(Records contained in a dataset)
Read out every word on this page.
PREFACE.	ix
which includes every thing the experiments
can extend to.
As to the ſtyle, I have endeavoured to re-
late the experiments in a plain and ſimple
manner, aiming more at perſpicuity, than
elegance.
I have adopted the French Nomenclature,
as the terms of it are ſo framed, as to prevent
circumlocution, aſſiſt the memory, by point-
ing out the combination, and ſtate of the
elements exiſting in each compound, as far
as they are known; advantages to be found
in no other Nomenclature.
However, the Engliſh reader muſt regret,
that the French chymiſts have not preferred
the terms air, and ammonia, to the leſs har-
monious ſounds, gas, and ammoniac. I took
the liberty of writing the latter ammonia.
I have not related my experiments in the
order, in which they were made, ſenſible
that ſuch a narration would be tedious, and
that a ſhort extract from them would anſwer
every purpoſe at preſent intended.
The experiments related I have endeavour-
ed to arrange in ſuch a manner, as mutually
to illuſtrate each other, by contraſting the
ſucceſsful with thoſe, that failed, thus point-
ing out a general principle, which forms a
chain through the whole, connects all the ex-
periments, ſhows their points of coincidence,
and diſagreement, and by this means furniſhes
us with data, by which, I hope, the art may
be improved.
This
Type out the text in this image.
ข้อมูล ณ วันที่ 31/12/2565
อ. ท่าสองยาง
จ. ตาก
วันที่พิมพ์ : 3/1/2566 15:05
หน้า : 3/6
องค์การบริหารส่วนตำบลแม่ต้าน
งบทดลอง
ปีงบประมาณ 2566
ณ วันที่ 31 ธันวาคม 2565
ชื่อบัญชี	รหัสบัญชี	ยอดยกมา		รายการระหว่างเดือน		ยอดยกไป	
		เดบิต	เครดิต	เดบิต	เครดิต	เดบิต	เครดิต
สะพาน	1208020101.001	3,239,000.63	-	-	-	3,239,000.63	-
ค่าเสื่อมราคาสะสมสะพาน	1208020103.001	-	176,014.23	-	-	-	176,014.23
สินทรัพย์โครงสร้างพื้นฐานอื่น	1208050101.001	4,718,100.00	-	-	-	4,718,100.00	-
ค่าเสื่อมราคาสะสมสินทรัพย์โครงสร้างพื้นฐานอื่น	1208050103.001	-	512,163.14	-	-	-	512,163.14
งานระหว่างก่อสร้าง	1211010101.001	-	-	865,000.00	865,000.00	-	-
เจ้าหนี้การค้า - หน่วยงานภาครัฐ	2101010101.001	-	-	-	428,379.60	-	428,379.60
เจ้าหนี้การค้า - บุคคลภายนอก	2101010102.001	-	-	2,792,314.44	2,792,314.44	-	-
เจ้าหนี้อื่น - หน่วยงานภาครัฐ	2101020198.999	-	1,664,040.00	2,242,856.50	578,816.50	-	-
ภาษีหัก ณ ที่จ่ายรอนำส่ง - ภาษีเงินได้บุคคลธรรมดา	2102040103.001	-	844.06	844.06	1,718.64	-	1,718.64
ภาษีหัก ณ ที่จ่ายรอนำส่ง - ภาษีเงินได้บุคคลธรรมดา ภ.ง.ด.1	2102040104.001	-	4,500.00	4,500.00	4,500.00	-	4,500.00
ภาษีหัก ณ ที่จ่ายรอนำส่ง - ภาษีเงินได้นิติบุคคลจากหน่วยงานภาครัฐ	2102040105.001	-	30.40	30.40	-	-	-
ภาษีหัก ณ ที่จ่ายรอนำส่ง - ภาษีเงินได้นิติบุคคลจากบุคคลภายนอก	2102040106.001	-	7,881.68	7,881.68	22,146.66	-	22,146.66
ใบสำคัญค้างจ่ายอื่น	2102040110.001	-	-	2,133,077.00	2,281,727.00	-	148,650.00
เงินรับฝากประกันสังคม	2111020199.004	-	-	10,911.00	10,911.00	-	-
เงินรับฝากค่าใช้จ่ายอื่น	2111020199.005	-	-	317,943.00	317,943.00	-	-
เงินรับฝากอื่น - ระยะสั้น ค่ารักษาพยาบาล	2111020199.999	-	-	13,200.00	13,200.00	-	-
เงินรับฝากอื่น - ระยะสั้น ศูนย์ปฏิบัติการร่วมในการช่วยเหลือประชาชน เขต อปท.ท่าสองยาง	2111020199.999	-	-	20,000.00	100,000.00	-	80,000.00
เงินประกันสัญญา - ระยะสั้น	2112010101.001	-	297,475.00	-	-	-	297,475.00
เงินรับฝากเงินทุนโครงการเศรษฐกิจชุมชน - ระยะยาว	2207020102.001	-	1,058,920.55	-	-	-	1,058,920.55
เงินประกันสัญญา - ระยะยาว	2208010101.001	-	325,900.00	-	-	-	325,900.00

● **TASK TO COMPLETE**
Using the listing above, reproduce each line without omission.

● **COMPLETE OUTPUT**
Read out every word on this page.
PREFACE.	ix
which includes every thing the experiments
can extend to.
As to the ſtyle, I have endeavoured to re-
late the experiments in a plain and ſimple
manner, aiming more at perſpicuity, than
elegance.
I have adopted the French Nomenclature,
as the terms of it are ſo framed, as to prevent
circumlocution, aſſiſt the memory, by point-
ing out the combination, and ſtate of the
elements exiſting in each compound, as far
as they are known; advantages to be found
in no other Nomenclature.
However, the Engliſh reader muſt regret,
that the French chymiſts have not preferred
the terms air, and ammonia, to the leſs har-
monious ſounds, gas, and ammoniac. I took
the liberty of writing the latter ammonia.
I have not related my experiments in the
order, in which they were made, ſenſible
that ſuch a narration would be tedious, and
that a ſhort extract from them would anſwer
every purpoſe at preſent intended.
The experiments related I have endeavour-
ed to arrange in ſuch a manner, as mutually
to illuſtrate each other, by contraſting the
ſucceſsful with thoſe, that failed, thus point-
ing out a general principle, which forms a
chain through the whole, connects all the ex-
periments, ſhows their points of coincidence,
and diſagreement, and by this means furniſhes
us with data, by which, I hope, the art may
be improved.
This
Type out the text in this image.
ข้อมูล ณ วันที่ 31/12/2565
อ. ท่าสองยาง
จ. ตาก
วันที่พิมพ์ : 3/1/2566 15:05
หน้า : 3/6
องค์การบริหารส่วนตำบลแม่ต้าน
งบทดลอง
ปีงบประมาณ 2566
ณ วันที่ 31 ธันวาคม 2565
ชื่อบัญชี	รหัสบัญชี	ยอดยกมา		รายการระหว่างเดือน		ยอดยกไป	
		เดบิต	เครดิต	เดบิต	เครดิต	เดบิต	เครดิต
สะพาน	1208020101.001	3,239,000.63	-	-	-	3,239,000.63	-
ค่าเสื่อมราคาสะสมสะพาน	1208020103.001	-	176,014.23	-	-	-	176,014.23
สินทรัพย์โครงสร้างพื้นฐานอื่น	1208050101.001	4,718,100.00	-	-	-	4,718,100.00	-
ค่าเสื่อมราคาสะสมสินทรัพย์โครงสร้างพื้นฐานอื่น	1208050103.001	-	512,163.14	-	-	-	512,163.14
งานระหว่างก่อสร้าง	1211010101.001	-	-	865,000.00	865,000.00	-	-
เจ้าหนี้การค้า - หน่วยงานภาครัฐ	2101010101.001	-	-	-	428,379.60	-	428,379.60
เจ้าหนี้การค้า - บุคคลภายนอก	2101010102.001	-	-	2,792,314.44	2,792,314.44	-	-
เจ้าหนี้อื่น - หน่วยงานภาครัฐ	2101020198.999	-	1,664,040.00	2,242,856.50	578,816.50	-	-
ภาษีหัก ณ ที่จ่ายรอนำส่ง - ภาษีเงินได้บุคคลธรรมดา	2102040103.001	-	844.06	844.06	1,718.64	-	1,718.64
ภาษีหัก ณ ที่จ่ายรอนำส่ง - ภาษีเงินได้บุคคลธรรมดา ภ.ง.ด.1	2102040104.001	-	4,500.00	4,500.00	4,500.00	-	4,500.00
ภาษีหัก ณ ที่จ่ายรอนำส่ง - ภาษีเงินได้นิติบุคคลจากหน่วยงานภาครัฐ	2102040105.001	-	30.40	30.40	-	-	-
ภาษีหัก ณ ที่จ่ายรอนำส่ง - ภาษีเงินได้นิติบุคคลจากบุคคลภายนอก	2102040106.001	-	7,881.68	7,881.68	22,146.66	-	22,146.66
ใบสำคัญค้างจ่ายอื่น	2102040110.001	-	-	2,133,077.00	2,281,727.00	-	148,650.00
เงินรับฝากประกันสังคม	2111020199.004	-	-	10,911.00	10,911.00	-	-
เงินรับฝากค่าใช้จ่ายอื่น	2111020199.005	-	-	317,943.00	317,943.00	-	-
เงินรับฝากอื่น - ระยะสั้น ค่ารักษาพยาบาล	2111020199.999	-	-	13,200.00	13,200.00	-	-
เงินรับฝากอื่น - ระยะสั้น ศูนย์ปฏิบัติการร่วมในการช่วยเหลือประชาชน เขต อปท.ท่าสองยาง	2111020199.999	-	-	20,000.00	100,000.00	-	80,000.00
เงินประกันสัญญา - ระยะสั้น	2112010101.001	-	297,475.00	-	-	-	297,475.00
เงินรับฝากเงินทุนโครงการเศรษฐกิจชุมชน - ระยะยาว	2207020102.001	-	1,058,920.55	-	-	-	1,058,920.55
เงินประกันสัญญา - ระยะยาว	2208010101.001	-	325,900.00	-	-	-	325,900.00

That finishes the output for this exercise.